From the data that follows, report how many lines hold the string "products", giving only the number.

** BEGIN Dataset records **

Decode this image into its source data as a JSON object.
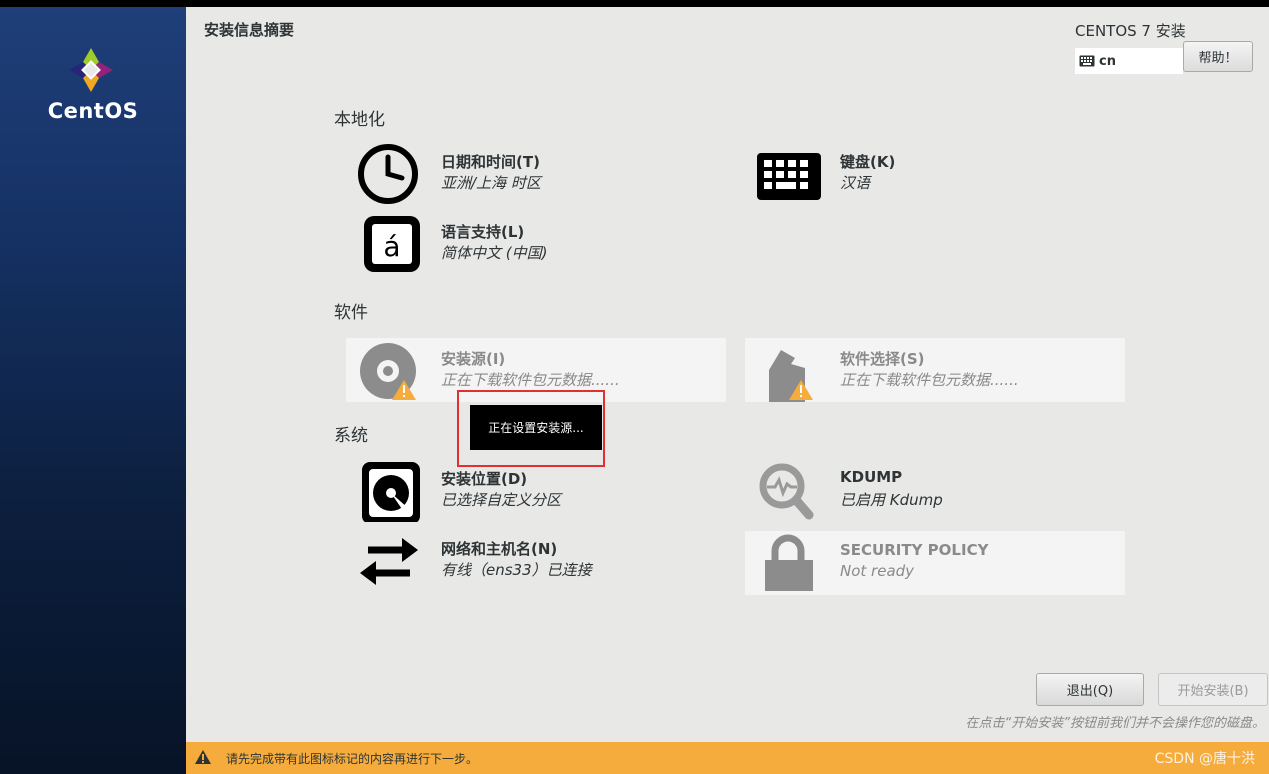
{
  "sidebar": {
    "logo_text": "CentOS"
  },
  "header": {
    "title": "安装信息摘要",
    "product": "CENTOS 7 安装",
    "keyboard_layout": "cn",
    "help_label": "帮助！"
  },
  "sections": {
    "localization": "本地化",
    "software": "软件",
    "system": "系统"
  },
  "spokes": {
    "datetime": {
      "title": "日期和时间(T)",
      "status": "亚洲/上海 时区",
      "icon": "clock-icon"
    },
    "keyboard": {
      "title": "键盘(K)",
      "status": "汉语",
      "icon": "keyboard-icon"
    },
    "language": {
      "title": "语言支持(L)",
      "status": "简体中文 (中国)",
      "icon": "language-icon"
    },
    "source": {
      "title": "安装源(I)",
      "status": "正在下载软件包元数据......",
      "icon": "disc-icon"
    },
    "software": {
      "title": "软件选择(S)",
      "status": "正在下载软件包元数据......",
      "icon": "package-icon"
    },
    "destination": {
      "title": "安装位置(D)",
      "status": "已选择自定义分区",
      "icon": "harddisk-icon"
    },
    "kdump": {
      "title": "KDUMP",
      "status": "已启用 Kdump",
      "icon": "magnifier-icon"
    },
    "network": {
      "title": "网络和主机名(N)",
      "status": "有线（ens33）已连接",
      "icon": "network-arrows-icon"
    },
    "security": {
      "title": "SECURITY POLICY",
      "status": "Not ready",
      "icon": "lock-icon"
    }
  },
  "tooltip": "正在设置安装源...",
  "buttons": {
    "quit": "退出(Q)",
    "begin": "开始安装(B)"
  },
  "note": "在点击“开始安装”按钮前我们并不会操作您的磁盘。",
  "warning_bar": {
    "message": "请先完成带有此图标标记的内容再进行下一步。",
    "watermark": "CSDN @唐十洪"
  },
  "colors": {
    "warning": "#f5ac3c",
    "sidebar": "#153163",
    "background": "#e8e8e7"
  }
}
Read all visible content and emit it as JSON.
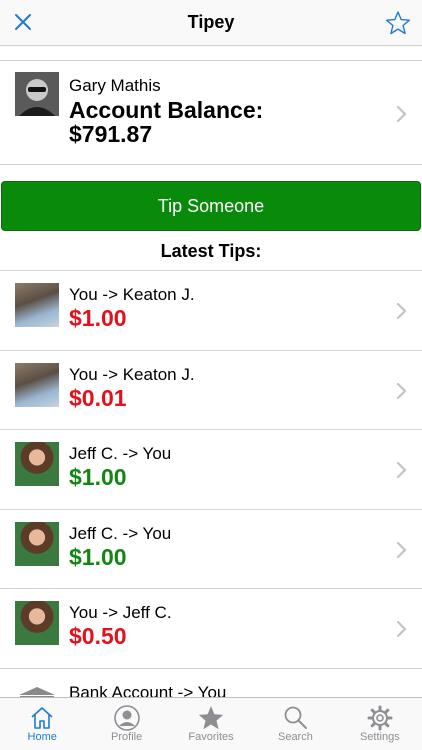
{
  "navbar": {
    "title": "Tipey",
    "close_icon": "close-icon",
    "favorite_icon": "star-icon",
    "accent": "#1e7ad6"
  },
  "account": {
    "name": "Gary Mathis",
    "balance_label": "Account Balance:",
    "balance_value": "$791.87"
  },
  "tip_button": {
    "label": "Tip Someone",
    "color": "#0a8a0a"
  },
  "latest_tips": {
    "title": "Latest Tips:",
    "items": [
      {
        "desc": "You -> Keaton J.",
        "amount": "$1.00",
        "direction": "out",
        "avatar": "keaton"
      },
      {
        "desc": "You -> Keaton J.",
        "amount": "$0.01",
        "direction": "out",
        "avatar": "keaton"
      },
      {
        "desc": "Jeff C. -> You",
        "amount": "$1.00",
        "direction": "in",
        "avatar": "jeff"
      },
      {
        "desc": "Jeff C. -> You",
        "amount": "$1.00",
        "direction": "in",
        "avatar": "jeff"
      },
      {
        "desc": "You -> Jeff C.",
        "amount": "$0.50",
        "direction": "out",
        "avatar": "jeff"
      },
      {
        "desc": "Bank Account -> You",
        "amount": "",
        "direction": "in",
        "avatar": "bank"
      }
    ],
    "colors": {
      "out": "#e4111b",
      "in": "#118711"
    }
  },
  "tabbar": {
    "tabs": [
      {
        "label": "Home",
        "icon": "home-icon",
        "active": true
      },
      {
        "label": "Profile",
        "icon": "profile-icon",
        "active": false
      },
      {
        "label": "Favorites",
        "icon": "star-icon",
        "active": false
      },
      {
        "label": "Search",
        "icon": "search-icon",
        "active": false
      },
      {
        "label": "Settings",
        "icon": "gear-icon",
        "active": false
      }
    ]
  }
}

** END Dataset records **
** BEGIN Dataset records **

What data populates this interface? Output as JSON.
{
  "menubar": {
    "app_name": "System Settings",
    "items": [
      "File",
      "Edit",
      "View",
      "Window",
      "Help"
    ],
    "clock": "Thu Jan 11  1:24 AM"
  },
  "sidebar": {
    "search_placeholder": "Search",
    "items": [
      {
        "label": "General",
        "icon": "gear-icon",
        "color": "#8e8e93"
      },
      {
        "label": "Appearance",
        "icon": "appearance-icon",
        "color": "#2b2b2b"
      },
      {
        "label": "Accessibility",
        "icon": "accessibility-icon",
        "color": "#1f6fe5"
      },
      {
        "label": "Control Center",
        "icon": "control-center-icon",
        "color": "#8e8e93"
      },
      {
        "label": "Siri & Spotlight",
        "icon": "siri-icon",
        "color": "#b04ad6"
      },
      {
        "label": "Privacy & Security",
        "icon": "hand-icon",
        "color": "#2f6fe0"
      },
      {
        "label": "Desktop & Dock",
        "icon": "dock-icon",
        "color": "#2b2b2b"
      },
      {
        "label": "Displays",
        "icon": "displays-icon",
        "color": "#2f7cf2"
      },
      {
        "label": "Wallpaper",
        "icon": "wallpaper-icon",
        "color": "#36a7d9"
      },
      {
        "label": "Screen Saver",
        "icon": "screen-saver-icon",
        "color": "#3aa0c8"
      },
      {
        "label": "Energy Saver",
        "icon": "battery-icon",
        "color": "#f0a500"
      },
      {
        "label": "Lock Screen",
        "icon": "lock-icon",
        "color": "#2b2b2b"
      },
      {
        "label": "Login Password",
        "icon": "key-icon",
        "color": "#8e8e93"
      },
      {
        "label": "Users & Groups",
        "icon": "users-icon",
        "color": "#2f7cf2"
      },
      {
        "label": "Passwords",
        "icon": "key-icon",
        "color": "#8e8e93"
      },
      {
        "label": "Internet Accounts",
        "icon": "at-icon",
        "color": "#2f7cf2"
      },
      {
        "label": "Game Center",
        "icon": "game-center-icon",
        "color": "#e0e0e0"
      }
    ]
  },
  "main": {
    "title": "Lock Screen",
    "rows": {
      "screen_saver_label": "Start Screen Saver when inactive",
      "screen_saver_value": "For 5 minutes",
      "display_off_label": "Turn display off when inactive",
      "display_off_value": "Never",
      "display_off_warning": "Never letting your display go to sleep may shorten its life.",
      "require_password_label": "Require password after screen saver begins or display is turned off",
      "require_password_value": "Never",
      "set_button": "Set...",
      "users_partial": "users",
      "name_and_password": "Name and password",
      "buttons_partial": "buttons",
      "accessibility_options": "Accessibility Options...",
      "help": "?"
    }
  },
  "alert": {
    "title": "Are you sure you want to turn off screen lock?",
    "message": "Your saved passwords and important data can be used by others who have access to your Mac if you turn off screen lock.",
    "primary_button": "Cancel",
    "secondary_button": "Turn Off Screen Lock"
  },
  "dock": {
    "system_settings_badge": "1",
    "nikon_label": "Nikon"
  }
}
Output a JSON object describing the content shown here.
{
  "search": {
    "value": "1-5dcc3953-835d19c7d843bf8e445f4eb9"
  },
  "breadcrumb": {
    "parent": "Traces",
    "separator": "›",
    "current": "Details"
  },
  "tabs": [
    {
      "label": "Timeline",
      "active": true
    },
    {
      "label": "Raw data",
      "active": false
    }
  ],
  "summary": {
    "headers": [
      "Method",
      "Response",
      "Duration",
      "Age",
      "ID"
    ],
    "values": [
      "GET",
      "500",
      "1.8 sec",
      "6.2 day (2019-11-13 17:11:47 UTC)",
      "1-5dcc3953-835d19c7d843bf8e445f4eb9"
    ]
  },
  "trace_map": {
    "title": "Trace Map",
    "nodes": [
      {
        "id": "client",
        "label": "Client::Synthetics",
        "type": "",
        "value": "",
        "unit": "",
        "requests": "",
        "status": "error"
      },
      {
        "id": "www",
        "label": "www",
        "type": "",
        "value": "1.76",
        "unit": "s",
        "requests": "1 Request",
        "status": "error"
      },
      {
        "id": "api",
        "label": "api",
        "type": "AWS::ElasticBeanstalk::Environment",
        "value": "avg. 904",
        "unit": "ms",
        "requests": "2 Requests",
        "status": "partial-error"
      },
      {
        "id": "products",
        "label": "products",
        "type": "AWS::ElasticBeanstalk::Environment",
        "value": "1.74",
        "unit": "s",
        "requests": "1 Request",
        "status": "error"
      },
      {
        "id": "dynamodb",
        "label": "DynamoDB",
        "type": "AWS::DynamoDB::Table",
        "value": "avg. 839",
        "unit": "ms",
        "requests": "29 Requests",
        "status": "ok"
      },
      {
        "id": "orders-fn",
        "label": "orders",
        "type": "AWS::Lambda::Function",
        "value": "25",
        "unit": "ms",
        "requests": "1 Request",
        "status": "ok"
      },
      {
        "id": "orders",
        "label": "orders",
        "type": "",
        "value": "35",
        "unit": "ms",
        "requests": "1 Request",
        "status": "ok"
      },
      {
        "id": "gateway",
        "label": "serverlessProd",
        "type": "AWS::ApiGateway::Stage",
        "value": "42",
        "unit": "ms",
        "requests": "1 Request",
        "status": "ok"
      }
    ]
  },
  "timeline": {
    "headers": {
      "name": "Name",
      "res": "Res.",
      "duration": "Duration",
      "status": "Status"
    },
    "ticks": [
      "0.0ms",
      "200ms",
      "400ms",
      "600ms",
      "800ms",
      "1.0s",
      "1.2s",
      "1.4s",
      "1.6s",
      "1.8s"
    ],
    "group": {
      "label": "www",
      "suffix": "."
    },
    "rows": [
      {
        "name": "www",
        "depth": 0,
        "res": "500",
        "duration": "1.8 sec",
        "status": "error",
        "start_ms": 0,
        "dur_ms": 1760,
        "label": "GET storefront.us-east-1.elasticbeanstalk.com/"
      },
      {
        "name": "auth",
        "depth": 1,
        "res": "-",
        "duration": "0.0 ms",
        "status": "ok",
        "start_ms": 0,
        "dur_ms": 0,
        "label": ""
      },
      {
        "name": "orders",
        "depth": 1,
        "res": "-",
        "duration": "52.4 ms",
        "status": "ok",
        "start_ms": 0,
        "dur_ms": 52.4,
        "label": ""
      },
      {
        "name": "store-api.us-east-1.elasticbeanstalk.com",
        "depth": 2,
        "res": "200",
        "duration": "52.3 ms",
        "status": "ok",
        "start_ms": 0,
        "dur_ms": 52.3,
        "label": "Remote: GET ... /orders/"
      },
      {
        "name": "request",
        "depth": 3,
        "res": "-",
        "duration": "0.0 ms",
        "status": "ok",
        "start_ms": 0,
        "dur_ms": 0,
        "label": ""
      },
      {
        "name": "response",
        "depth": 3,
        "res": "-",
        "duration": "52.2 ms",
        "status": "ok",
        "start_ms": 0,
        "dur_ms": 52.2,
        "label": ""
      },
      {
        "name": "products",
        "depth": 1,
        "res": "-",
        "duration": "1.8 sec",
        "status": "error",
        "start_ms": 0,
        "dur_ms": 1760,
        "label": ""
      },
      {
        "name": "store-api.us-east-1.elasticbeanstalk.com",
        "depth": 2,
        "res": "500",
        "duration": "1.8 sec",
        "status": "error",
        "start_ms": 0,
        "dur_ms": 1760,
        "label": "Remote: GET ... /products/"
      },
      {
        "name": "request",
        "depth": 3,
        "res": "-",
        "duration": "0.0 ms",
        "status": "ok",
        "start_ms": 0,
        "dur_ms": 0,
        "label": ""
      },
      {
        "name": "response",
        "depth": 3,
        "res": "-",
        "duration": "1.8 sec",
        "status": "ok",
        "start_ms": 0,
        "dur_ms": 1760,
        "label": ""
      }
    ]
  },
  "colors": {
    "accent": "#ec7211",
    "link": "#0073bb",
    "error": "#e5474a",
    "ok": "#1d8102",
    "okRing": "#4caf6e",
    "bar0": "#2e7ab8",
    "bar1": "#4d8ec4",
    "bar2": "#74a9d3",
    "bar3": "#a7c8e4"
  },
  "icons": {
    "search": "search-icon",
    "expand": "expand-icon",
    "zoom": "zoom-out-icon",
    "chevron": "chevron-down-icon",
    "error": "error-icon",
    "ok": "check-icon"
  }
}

** END Dataset records **
** BEGIN Dataset records **

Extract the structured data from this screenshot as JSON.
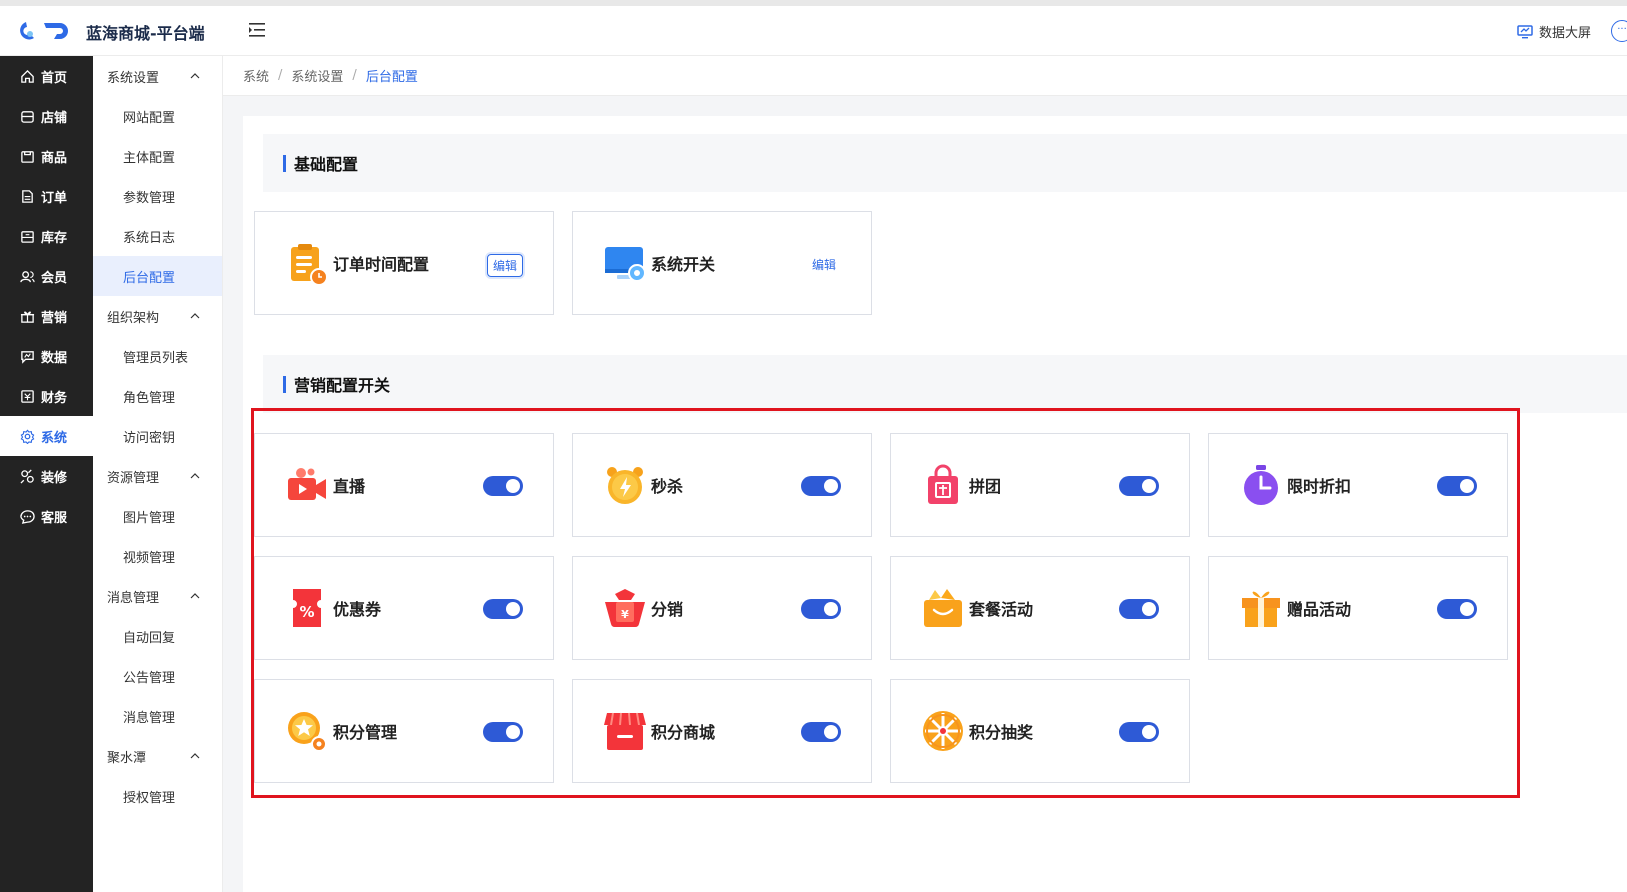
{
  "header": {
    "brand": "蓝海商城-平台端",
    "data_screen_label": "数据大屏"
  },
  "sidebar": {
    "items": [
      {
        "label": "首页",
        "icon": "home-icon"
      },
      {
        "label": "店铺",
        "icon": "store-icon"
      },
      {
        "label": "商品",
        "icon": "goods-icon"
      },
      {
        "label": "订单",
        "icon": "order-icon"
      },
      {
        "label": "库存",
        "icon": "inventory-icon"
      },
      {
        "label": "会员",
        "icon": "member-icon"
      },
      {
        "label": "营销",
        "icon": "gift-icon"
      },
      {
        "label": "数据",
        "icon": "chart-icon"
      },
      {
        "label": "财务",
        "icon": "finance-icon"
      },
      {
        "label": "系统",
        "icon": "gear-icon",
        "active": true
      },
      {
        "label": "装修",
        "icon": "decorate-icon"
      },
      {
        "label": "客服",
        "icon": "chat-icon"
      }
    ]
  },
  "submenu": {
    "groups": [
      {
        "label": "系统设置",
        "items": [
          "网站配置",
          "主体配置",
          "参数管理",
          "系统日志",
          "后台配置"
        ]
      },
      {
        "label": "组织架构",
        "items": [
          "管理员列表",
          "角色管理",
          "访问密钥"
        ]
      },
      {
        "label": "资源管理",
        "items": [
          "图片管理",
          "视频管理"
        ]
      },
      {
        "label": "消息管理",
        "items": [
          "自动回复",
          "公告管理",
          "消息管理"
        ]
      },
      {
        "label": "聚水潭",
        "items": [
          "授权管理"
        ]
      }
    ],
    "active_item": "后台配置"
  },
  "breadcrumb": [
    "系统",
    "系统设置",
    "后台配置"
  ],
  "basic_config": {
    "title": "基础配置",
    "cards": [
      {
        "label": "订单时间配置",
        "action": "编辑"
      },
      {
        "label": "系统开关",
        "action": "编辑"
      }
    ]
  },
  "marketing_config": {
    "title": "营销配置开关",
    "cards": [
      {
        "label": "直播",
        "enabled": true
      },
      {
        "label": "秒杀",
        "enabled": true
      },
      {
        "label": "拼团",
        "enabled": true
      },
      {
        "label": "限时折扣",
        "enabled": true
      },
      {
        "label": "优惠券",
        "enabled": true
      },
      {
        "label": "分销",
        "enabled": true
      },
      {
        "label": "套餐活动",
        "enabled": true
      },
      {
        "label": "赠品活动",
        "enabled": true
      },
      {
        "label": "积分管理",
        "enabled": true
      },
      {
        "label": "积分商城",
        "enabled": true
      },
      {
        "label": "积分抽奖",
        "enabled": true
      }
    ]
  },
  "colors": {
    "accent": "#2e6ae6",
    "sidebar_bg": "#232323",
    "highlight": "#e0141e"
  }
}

** END Dataset records **

### Complete output
4